**Short exercise:**
Begin at the line that has "value-label: 3% <box>112 323 131 337</box>" and stop after the line that has "bar <box>117 204 344 232</box>". Give those lines again, substituting "value-text" for "value-label" and leaving everything else unchanged.

[Recorded data]
(begin)
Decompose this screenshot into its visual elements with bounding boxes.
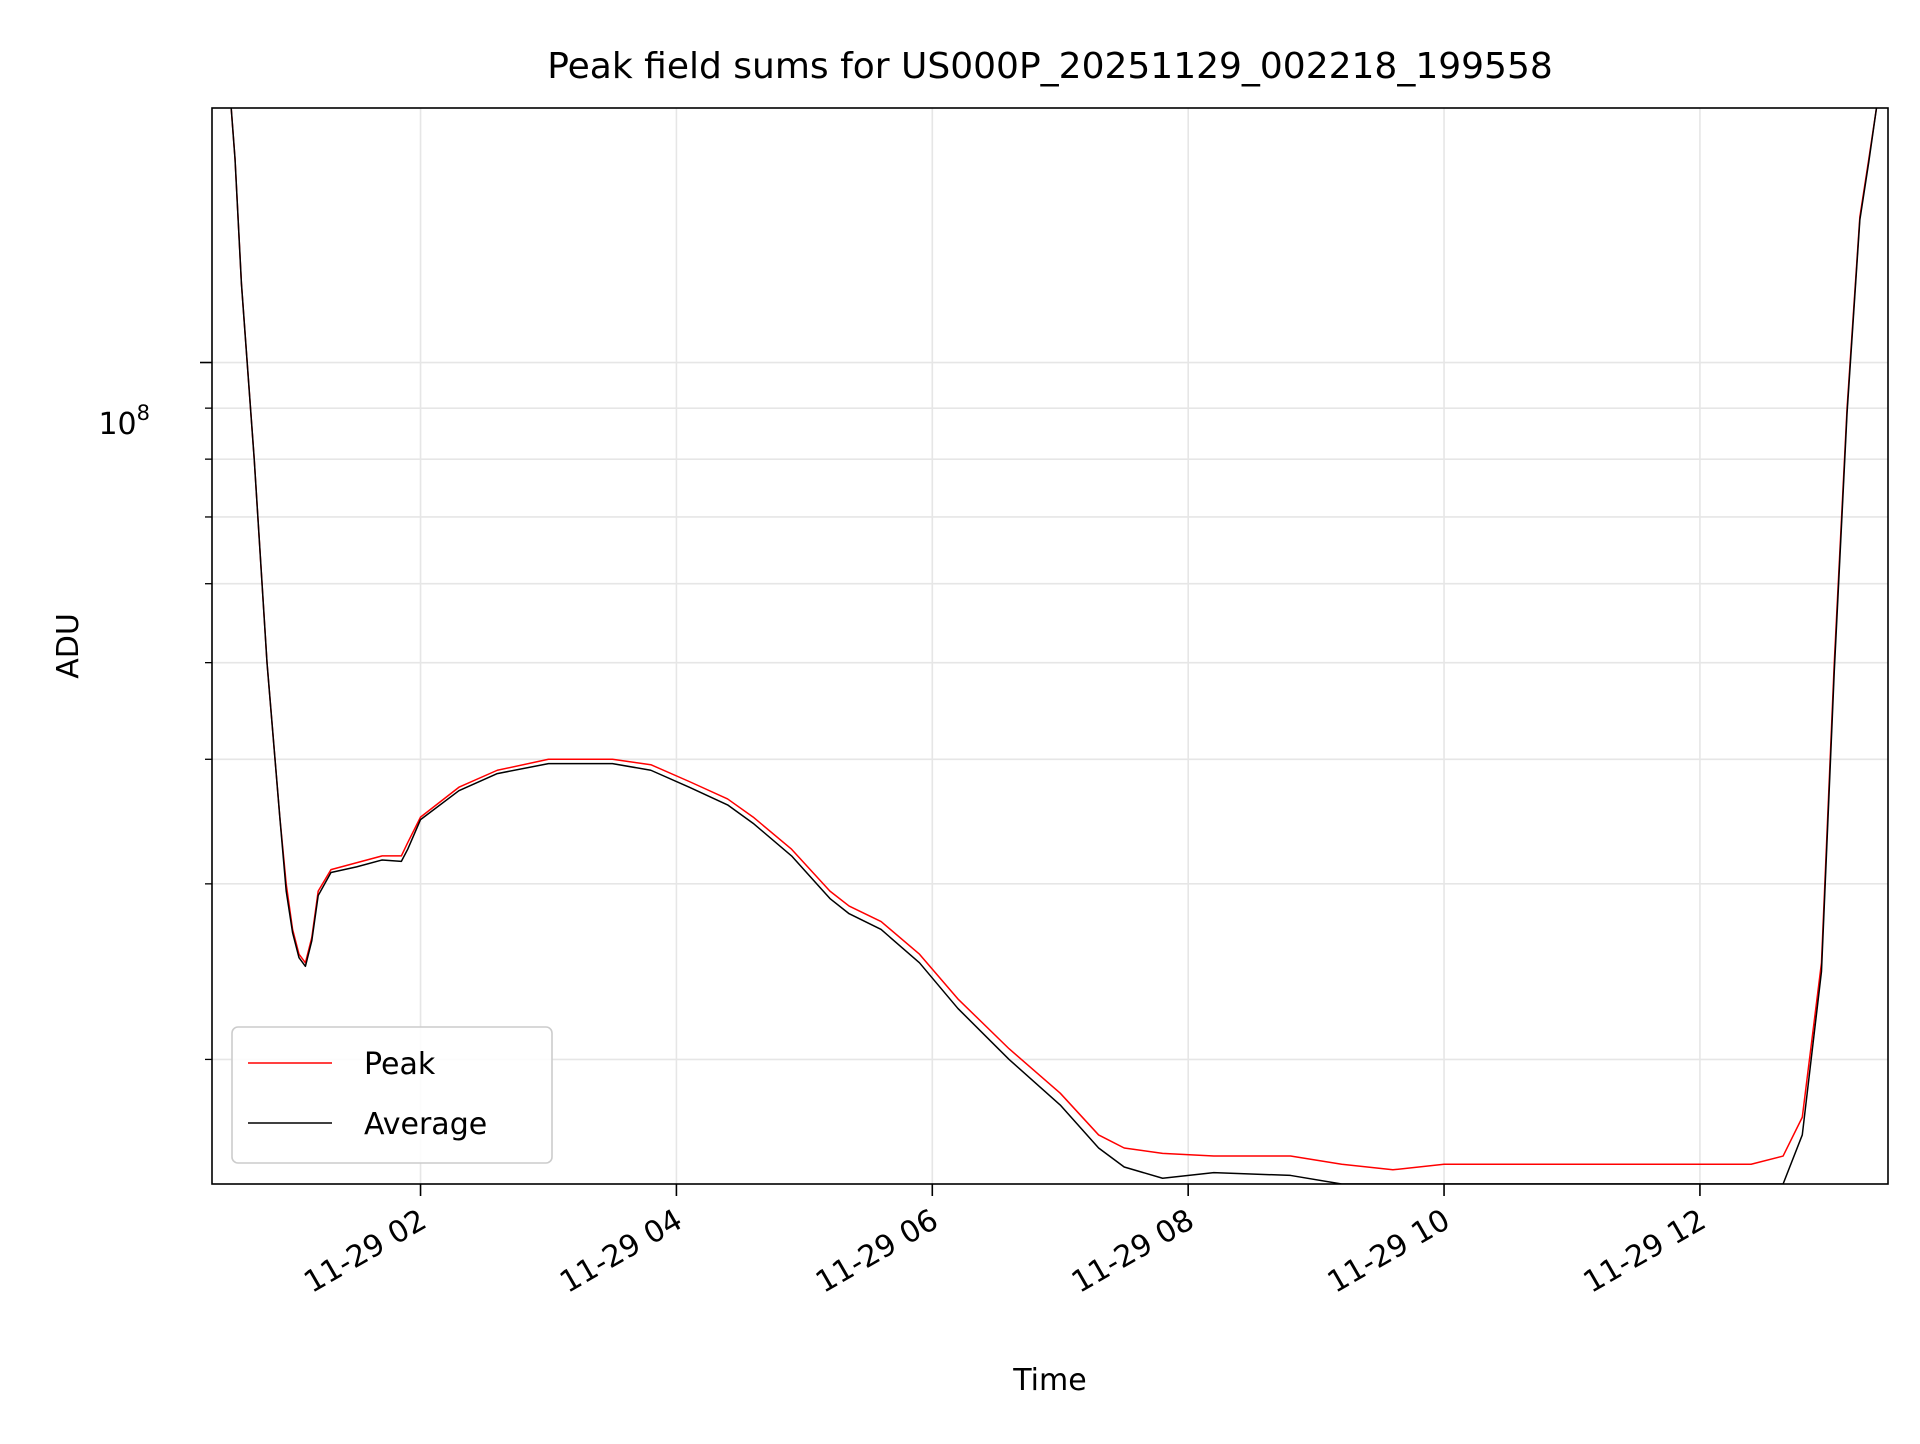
series-layer	[230, 108, 1878, 1184]
legend-box	[231, 1026, 553, 1164]
grid-layer	[212, 108, 1888, 1184]
series-line-peak	[230, 108, 1878, 1171]
chart-title: Peak field sums for US000P_20251129_0022…	[547, 46, 1553, 87]
legend-label-peak: Peak	[364, 1047, 436, 1082]
axes-frame	[211, 107, 1889, 1185]
legend-label-average: Average	[364, 1107, 487, 1142]
y-axis-label: ADU	[51, 613, 86, 679]
legend: Peak Average	[231, 1026, 553, 1164]
x-axis-label: Time	[1012, 1363, 1086, 1398]
series-line-average	[230, 108, 1878, 1184]
y-tick-label-1e8: 108	[98, 401, 150, 442]
plot-area	[212, 108, 1888, 1184]
y-axis: 108	[98, 361, 212, 1061]
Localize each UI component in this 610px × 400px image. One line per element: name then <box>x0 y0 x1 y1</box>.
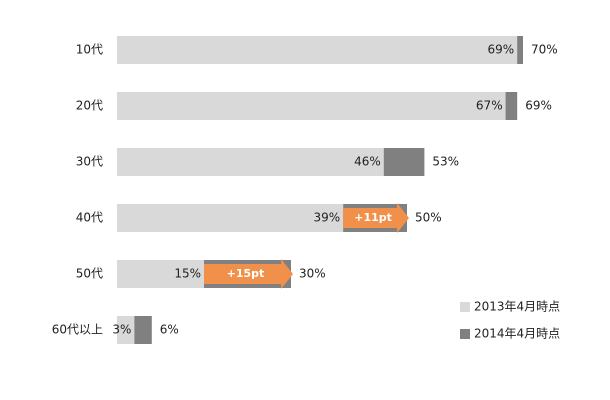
value-label: 3% <box>112 323 131 337</box>
value-label: 70% <box>531 43 558 57</box>
value-label: 46% <box>354 155 381 169</box>
legend-label: 2013年4月時点 <box>474 300 560 314</box>
value-label: 67% <box>476 99 503 113</box>
bar <box>117 204 344 232</box>
legend-swatch <box>460 302 470 312</box>
value-label: 30% <box>299 267 326 281</box>
category-label: 10代 <box>76 43 103 57</box>
value-label: 69% <box>525 99 552 113</box>
bar <box>117 316 135 344</box>
bar <box>117 92 506 120</box>
annotation-arrow <box>343 203 409 233</box>
category-label: 20代 <box>76 99 103 113</box>
annotation: +15pt <box>227 267 265 280</box>
annotation: +11pt <box>354 211 392 224</box>
bar <box>117 148 384 176</box>
value-label: 69% <box>488 43 515 57</box>
category-label: 60代以上 <box>52 323 103 337</box>
legend-label: 2014年4月時点 <box>474 327 560 341</box>
annotation-arrow <box>204 259 293 289</box>
value-label: 53% <box>432 155 459 169</box>
category-label: 30代 <box>76 155 103 169</box>
value-label: 6% <box>160 323 179 337</box>
value-label: 15% <box>174 267 201 281</box>
legend-swatch <box>460 329 470 339</box>
value-label: 50% <box>415 211 442 225</box>
value-label: 39% <box>314 211 341 225</box>
category-label: 50代 <box>76 267 103 281</box>
category-label: 40代 <box>76 211 103 225</box>
bar <box>117 260 204 288</box>
bar <box>117 36 518 64</box>
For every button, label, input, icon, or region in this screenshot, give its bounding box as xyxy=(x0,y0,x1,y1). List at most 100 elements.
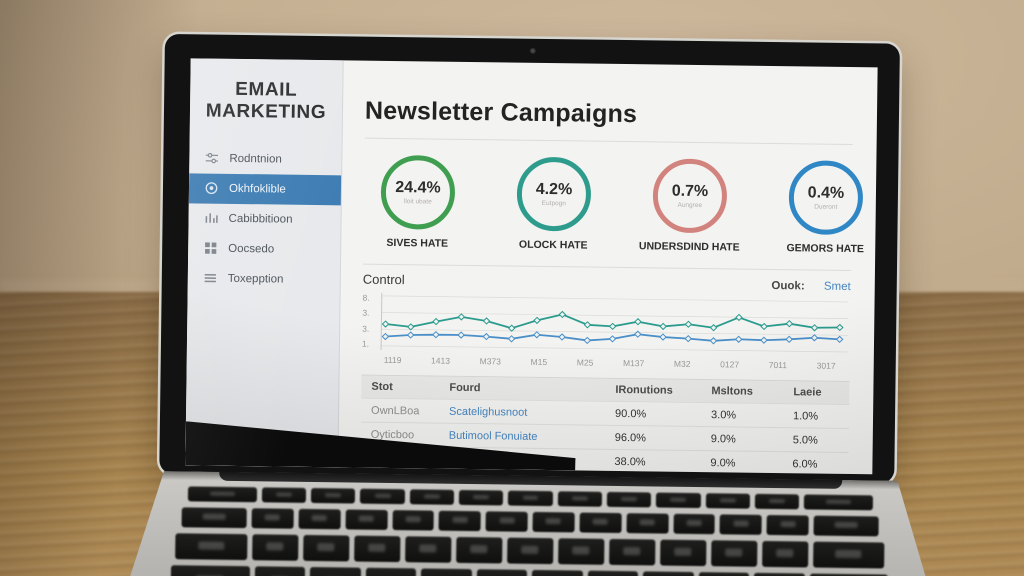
keyboard-key[interactable] xyxy=(762,541,808,568)
keyboard-key[interactable] xyxy=(360,489,404,505)
keyboard-key[interactable] xyxy=(365,568,416,576)
x-tick-label: 3017 xyxy=(816,360,836,371)
keyboard-key[interactable] xyxy=(607,492,651,508)
x-tick-label: 1119 xyxy=(383,354,402,366)
keyboard-key[interactable] xyxy=(410,489,454,505)
keyboard-key[interactable] xyxy=(303,535,349,562)
keyboard-key[interactable] xyxy=(643,571,694,576)
table-cell: OwnLBoa xyxy=(371,404,420,417)
stats-row: 24.4% lloit ubate SIVES HATE 4.2% Eutpogn OLO… xyxy=(363,139,864,255)
keyboard-key[interactable] xyxy=(188,486,257,502)
keyboard-key[interactable] xyxy=(804,494,873,510)
keyboard-key[interactable] xyxy=(558,538,604,565)
table-cell: 9.0% xyxy=(710,456,736,470)
x-tick-label: M373 xyxy=(479,356,501,367)
legend-value-link[interactable]: Smet xyxy=(823,280,851,293)
keyboard-key[interactable] xyxy=(311,488,355,504)
y-tick-label: 3. xyxy=(362,307,370,319)
stat-card-4: 0.4% Dueront GEMORS HATE xyxy=(775,160,876,255)
stat-value: 4.2% xyxy=(535,180,573,199)
column-header: Fourd xyxy=(449,381,481,395)
stat-subtext: Dueront xyxy=(814,203,838,211)
keyboard-key[interactable] xyxy=(711,540,757,567)
sidebar-item-5[interactable]: Toxepption xyxy=(188,263,340,295)
keyboard xyxy=(171,486,889,576)
keyboard-key[interactable] xyxy=(405,536,451,563)
keyboard-key[interactable] xyxy=(476,569,527,576)
sidebar-item-1[interactable]: Rodntnion xyxy=(189,143,341,175)
keyboard-key[interactable] xyxy=(609,539,655,566)
table-cell: 3.0% xyxy=(710,408,737,422)
x-tick-label: M32 xyxy=(673,358,691,369)
x-tick-label: M137 xyxy=(622,358,645,369)
sidebar-item-label: Rodntnion xyxy=(229,152,282,166)
keyboard-key[interactable] xyxy=(310,567,361,576)
keyboard-key[interactable] xyxy=(392,510,434,531)
column-header: Stot xyxy=(371,380,393,394)
campaign-link[interactable]: Scatelighusnoot xyxy=(449,405,528,419)
keyboard-key[interactable] xyxy=(587,571,638,576)
sliders-icon xyxy=(204,151,219,166)
keyboard-key[interactable] xyxy=(252,508,294,529)
keyboard-key[interactable] xyxy=(171,565,250,576)
chart-section: Control Ouok: Smet 8. 3. 3. 1. 1119 1413 M373… xyxy=(361,263,851,371)
keyboard-key[interactable] xyxy=(421,568,472,576)
stat-subtext: lloit ubate xyxy=(403,198,432,206)
keyboard-key[interactable] xyxy=(354,536,400,563)
keyboard-key[interactable] xyxy=(698,572,749,576)
keyboard-key[interactable] xyxy=(182,507,247,528)
campaign-link[interactable]: Butimool Fonuiate xyxy=(448,429,538,443)
keyboard-key[interactable] xyxy=(813,516,878,537)
keyboard-key[interactable] xyxy=(345,509,387,530)
keyboard-key[interactable] xyxy=(579,512,621,533)
x-tick-label: 1413 xyxy=(431,355,451,366)
keyboard-key[interactable] xyxy=(456,537,502,564)
stat-label: OLOCK HATE xyxy=(518,238,588,252)
x-tick-label: 0127 xyxy=(720,359,740,370)
grid-icon xyxy=(203,241,218,256)
sidebar-item-label: Oocsedo xyxy=(228,242,275,256)
keyboard-key[interactable] xyxy=(656,492,700,508)
keyboard-key[interactable] xyxy=(767,515,809,536)
table-cell: 1.0% xyxy=(792,409,819,423)
keyboard-key[interactable] xyxy=(626,513,668,534)
keyboard-key[interactable] xyxy=(532,570,583,576)
keyboard-key[interactable] xyxy=(558,491,602,507)
keyboard-key[interactable] xyxy=(508,491,552,507)
sidebar-item-4[interactable]: Oocsedo xyxy=(188,233,340,265)
sidebar-item-label: Cabibbitioon xyxy=(228,212,293,226)
keyboard-key[interactable] xyxy=(705,493,749,509)
laptop-base xyxy=(107,470,952,576)
chart-header: Control Ouok: Smet xyxy=(363,272,851,293)
bar-chart-icon xyxy=(203,211,218,226)
keyboard-key[interactable] xyxy=(755,494,799,510)
sidebar-item-2[interactable]: Okhfoklible xyxy=(188,173,342,206)
keyboard-key[interactable] xyxy=(262,487,306,503)
stat-value: 24.4% xyxy=(395,179,441,197)
sidebar: EMAIL MARKETING Rodntnion Okhfoklible Cabi… xyxy=(185,58,344,468)
keyboard-key[interactable] xyxy=(720,514,762,535)
keyboard-key[interactable] xyxy=(298,509,340,530)
keyboard-key[interactable] xyxy=(673,514,715,535)
stat-value: 0.4% xyxy=(807,184,845,202)
keyboard-key[interactable] xyxy=(459,490,503,506)
stat-value: 0.7% xyxy=(671,182,709,201)
stat-card-2: 4.2% Eutpogn OLOCK HATE xyxy=(503,156,604,252)
sidebar-item-3[interactable]: Cabibbitioon xyxy=(188,203,340,235)
table-cell: 90.0% xyxy=(614,407,647,420)
keyboard-key[interactable] xyxy=(533,512,575,533)
keyboard-key[interactable] xyxy=(813,542,885,569)
keyboard-key[interactable] xyxy=(486,511,528,532)
stat-ring: 0.7% Aungree xyxy=(652,158,728,234)
keyboard-key[interactable] xyxy=(660,540,706,567)
sidebar-item-label: Toxepption xyxy=(227,272,284,286)
keyboard-row xyxy=(182,507,879,536)
keyboard-key[interactable] xyxy=(175,533,247,560)
table-cell: 38.0% xyxy=(614,455,646,468)
keyboard-key[interactable] xyxy=(439,511,481,532)
keyboard-key[interactable] xyxy=(507,538,553,565)
keyboard-key[interactable] xyxy=(254,566,305,576)
chart-legend: Ouok: Smet xyxy=(771,280,850,293)
keyboard-key[interactable] xyxy=(252,534,298,561)
chart-y-axis: 8. 3. 3. 1. xyxy=(362,291,376,351)
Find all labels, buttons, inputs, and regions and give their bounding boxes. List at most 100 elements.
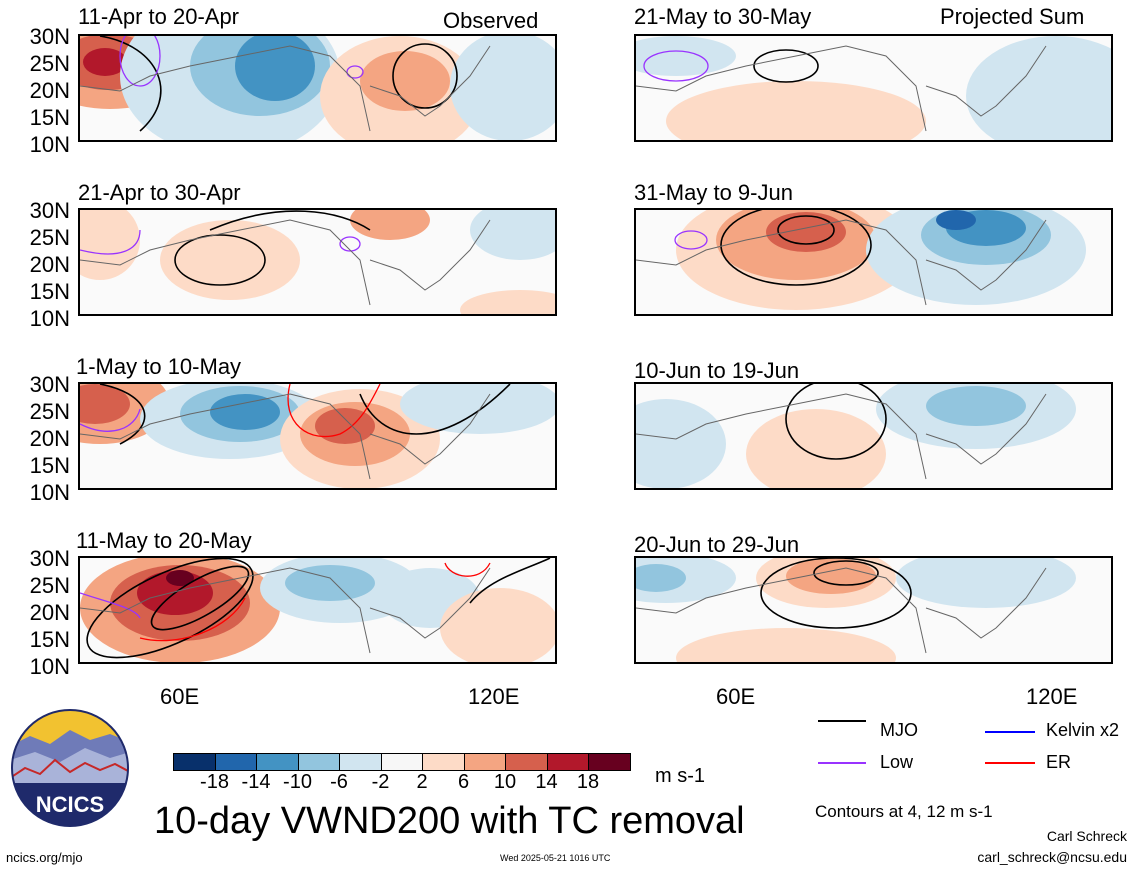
(end)
**Exercise output:**
value-text: 3% <box>112 323 131 337</box>
value-text: 70% <box>531 43 558 57</box>
value-text: 46% <box>354 155 381 169</box>
legend-label: 2013年4月時点 <box>474 300 560 314</box>
value-text: 67% <box>476 99 503 113</box>
bar <box>117 204 344 232</box>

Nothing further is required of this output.